The records below should be written out again, exactly.

━━━

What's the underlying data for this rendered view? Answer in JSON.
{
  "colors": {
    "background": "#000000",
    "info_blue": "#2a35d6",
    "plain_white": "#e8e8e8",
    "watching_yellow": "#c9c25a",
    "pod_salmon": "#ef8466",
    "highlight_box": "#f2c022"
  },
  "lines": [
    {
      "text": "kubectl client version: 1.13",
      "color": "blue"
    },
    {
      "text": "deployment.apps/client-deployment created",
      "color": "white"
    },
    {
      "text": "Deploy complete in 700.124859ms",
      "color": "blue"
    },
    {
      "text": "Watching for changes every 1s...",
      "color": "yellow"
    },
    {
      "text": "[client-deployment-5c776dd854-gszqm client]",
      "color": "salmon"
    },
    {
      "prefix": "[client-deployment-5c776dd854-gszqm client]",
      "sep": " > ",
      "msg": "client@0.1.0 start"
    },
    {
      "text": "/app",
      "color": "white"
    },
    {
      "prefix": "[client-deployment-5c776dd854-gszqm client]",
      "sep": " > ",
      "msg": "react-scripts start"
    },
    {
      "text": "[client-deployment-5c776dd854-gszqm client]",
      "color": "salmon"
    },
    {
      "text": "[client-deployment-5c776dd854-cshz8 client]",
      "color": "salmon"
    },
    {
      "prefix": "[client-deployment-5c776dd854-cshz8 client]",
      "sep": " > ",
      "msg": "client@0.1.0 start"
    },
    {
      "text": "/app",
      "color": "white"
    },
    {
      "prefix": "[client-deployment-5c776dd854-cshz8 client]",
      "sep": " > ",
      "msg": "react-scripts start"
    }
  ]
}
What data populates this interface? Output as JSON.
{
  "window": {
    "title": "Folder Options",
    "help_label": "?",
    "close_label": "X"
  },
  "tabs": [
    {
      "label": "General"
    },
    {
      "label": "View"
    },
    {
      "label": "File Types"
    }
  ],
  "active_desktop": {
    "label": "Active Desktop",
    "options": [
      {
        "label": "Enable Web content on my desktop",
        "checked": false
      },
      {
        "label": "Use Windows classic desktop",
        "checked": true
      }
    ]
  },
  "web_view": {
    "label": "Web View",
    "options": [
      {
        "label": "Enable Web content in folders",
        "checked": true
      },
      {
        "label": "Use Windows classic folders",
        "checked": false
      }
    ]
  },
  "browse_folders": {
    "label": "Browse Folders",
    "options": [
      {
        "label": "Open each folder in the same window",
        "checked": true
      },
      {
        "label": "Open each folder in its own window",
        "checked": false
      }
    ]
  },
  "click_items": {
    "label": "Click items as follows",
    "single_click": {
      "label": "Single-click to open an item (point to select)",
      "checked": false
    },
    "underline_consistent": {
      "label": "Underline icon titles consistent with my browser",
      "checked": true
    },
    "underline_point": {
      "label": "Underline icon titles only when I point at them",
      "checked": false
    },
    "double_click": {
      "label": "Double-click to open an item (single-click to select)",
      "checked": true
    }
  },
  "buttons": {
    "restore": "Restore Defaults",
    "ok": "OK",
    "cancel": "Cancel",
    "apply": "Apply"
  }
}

━━━

* Final result
What's the underlying data for this rendered view? Answer in JSON.
{
  "colors": {
    "background": "#000000",
    "info_blue": "#2a35d6",
    "plain_white": "#e8e8e8",
    "watching_yellow": "#c9c25a",
    "pod_salmon": "#ef8466",
    "highlight_box": "#f2c022"
  },
  "lines": [
    {
      "text": "kubectl client version: 1.13",
      "color": "blue"
    },
    {
      "text": "deployment.apps/client-deployment created",
      "color": "white"
    },
    {
      "text": "Deploy complete in 700.124859ms",
      "color": "blue"
    },
    {
      "text": "Watching for changes every 1s...",
      "color": "yellow"
    },
    {
      "text": "[client-deployment-5c776dd854-gszqm client]",
      "color": "salmon"
    },
    {
      "prefix": "[client-deployment-5c776dd854-gszqm client]",
      "sep": " > ",
      "msg": "client@0.1.0 start"
    },
    {
      "text": "/app",
      "color": "white"
    },
    {
      "prefix": "[client-deployment-5c776dd854-gszqm client]",
      "sep": " > ",
      "msg": "react-scripts start"
    },
    {
      "text": "[client-deployment-5c776dd854-gszqm client]",
      "color": "salmon"
    },
    {
      "text": "[client-deployment-5c776dd854-cshz8 client]",
      "color": "salmon"
    },
    {
      "prefix": "[client-deployment-5c776dd854-cshz8 client]",
      "sep": " > ",
      "msg": "client@0.1.0 start"
    },
    {
      "text": "/app",
      "color": "white"
    },
    {
      "prefix": "[client-deployment-5c776dd854-cshz8 client]",
      "sep": " > ",
      "msg": "react-scripts start"
    }
  ]
}
What data populates this interface? Output as JSON.
{
  "window": {
    "title": "Folder Options",
    "help_label": "?",
    "close_label": "X"
  },
  "tabs": [
    {
      "label": "General"
    },
    {
      "label": "View"
    },
    {
      "label": "File Types"
    }
  ],
  "active_desktop": {
    "label": "Active Desktop",
    "options": [
      {
        "label": "Enable Web content on my desktop",
        "checked": false
      },
      {
        "label": "Use Windows classic desktop",
        "checked": true
      }
    ]
  },
  "web_view": {
    "label": "Web View",
    "options": [
      {
        "label": "Enable Web content in folders",
        "checked": true
      },
      {
        "label": "Use Windows classic folders",
        "checked": false
      }
    ]
  },
  "browse_folders": {
    "label": "Browse Folders",
    "options": [
      {
        "label": "Open each folder in the same window",
        "checked": true
      },
      {
        "label": "Open each folder in its own window",
        "checked": false
      }
    ]
  },
  "click_items": {
    "label": "Click items as follows",
    "single_click": {
      "label": "Single-click to open an item (point to select)",
      "checked": false
    },
    "underline_consistent": {
      "label": "Underline icon titles consistent with my browser",
      "checked": true
    },
    "underline_point": {
      "label": "Underline icon titles only when I point at them",
      "checked": false
    },
    "double_click": {
      "label": "Double-click to open an item (single-click to select)",
      "checked": true
    }
  },
  "buttons": {
    "restore": "Restore Defaults",
    "ok": "OK",
    "cancel": "Cancel",
    "apply": "Apply"
  }
}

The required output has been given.